▶ **Short problem**:
Repeat, line for line, the entries printed below.

▶ **Exercise data**:
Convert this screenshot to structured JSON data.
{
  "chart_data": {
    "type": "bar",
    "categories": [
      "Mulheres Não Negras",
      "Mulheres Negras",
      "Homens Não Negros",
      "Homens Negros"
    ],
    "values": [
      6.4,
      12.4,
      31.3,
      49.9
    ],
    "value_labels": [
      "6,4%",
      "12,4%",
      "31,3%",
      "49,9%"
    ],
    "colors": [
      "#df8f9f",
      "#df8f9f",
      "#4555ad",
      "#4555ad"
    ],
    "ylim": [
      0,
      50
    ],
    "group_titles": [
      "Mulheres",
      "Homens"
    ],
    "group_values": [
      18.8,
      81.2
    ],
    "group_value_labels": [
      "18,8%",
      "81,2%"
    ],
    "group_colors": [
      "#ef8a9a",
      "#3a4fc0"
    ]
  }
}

▶ **Solution**:
Convert this screenshot to structured JSON data.
{
  "chart_data": {
    "type": "bar",
    "categories": [
      "Mulheres Não Negras",
      "Mulheres Negras",
      "Homens Não Negros",
      "Homens Negros"
    ],
    "values": [
      6.4,
      12.4,
      31.3,
      49.9
    ],
    "value_labels": [
      "6,4%",
      "12,4%",
      "31,3%",
      "49,9%"
    ],
    "colors": [
      "#df8f9f",
      "#df8f9f",
      "#4555ad",
      "#4555ad"
    ],
    "ylim": [
      0,
      50
    ],
    "group_titles": [
      "Mulheres",
      "Homens"
    ],
    "group_values": [
      18.8,
      81.2
    ],
    "group_value_labels": [
      "18,8%",
      "81,2%"
    ],
    "group_colors": [
      "#ef8a9a",
      "#3a4fc0"
    ]
  }
}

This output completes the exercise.